[START Extracted material]

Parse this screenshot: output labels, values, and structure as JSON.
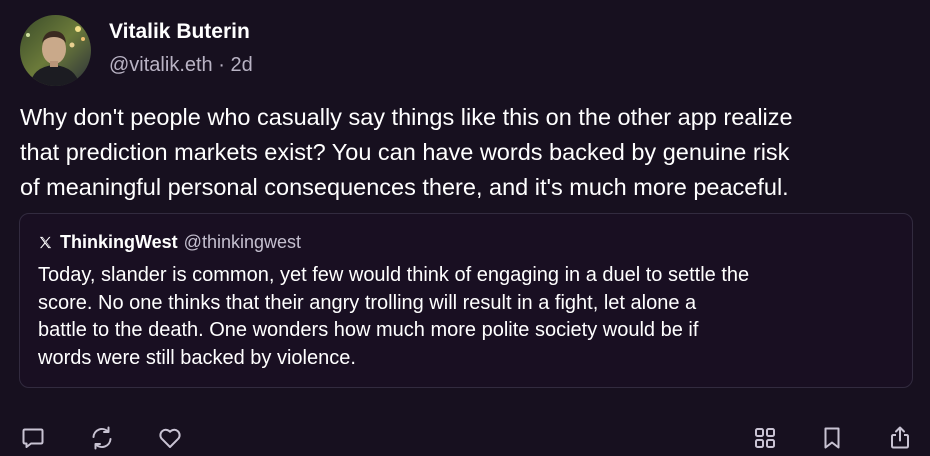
{
  "post": {
    "author": {
      "name": "Vitalik Buterin",
      "handle": "@vitalik.eth",
      "separator": "·",
      "time": "2d"
    },
    "text_lines": [
      "Why don't people who casually say things like this on the other app realize",
      "that prediction markets exist? You can have words backed by genuine risk",
      "of meaningful personal consequences there, and it's much more peaceful."
    ]
  },
  "quote": {
    "source_icon": "x-logo-icon",
    "author_name": "ThinkingWest",
    "author_handle": "@thinkingwest",
    "text_lines": [
      "Today, slander is common, yet few would think of engaging in a duel to settle the",
      "score. No one thinks that their angry trolling will result in a fight, let alone a",
      "battle to the death. One wonders how much more polite society would be if",
      "words were still backed by violence."
    ]
  },
  "actions": {
    "left": [
      "reply-icon",
      "recast-icon",
      "like-icon"
    ],
    "right": [
      "apps-grid-icon",
      "bookmark-icon",
      "share-icon"
    ]
  },
  "colors": {
    "background": "#17101f",
    "text": "#ffffff",
    "muted": "#b9b3c4",
    "card_border": "#322b3f"
  }
}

[END Extracted material]

> [Given request]: Only the number should be given: how many lines of the data contain the word "this"?

> [Response to the exercise]: 2